• **Excerpted records**

Start

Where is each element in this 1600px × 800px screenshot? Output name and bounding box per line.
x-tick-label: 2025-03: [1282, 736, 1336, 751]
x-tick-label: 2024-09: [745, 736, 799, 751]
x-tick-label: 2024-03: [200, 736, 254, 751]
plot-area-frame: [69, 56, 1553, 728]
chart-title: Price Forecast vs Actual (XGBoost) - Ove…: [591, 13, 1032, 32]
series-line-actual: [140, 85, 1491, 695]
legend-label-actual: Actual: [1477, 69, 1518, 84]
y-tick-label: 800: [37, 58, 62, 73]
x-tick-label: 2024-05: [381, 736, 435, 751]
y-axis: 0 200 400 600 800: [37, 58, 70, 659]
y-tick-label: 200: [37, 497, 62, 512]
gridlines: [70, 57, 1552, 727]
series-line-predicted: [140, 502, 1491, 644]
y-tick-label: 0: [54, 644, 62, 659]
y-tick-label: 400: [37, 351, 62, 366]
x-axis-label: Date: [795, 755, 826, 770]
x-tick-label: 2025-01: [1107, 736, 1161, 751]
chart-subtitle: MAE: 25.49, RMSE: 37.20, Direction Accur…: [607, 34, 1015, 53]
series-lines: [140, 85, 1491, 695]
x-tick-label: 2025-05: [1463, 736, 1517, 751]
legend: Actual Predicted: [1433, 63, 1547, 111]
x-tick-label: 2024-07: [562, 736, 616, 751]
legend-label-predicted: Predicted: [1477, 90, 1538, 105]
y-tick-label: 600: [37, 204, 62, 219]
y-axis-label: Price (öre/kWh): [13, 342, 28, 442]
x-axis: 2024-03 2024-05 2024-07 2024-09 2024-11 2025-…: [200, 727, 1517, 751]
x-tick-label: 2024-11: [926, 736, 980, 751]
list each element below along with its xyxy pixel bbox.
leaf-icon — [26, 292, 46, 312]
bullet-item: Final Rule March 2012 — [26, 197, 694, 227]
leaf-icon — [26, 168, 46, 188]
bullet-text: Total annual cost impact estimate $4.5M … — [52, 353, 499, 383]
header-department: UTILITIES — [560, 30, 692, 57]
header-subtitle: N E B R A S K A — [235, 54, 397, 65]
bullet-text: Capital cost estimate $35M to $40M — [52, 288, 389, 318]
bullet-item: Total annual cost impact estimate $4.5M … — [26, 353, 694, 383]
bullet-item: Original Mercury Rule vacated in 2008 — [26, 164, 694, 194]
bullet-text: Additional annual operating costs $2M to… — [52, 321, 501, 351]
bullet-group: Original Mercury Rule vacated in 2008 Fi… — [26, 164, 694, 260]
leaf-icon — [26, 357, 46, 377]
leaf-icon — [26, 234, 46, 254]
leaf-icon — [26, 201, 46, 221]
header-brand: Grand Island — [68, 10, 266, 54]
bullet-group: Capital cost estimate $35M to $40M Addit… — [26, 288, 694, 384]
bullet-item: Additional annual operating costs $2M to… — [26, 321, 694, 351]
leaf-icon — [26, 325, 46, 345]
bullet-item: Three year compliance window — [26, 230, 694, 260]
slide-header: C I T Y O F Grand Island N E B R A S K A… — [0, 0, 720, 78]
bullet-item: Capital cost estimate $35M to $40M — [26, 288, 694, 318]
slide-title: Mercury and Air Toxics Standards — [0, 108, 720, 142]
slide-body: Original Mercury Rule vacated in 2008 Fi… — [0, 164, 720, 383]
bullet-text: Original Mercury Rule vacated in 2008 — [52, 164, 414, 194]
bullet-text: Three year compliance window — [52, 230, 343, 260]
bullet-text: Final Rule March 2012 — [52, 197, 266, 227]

End

Please identify every line in the records that contains the word "Capital", and copy each of those lines in full, treating uppercase and lowercase as different.

• **Solution**
bullet-text: Capital cost estimate $35M to $40M — [52, 288, 389, 318]
bullet-group: Capital cost estimate $35M to $40M Addit… — [26, 288, 694, 384]
bullet-item: Capital cost estimate $35M to $40M — [26, 288, 694, 318]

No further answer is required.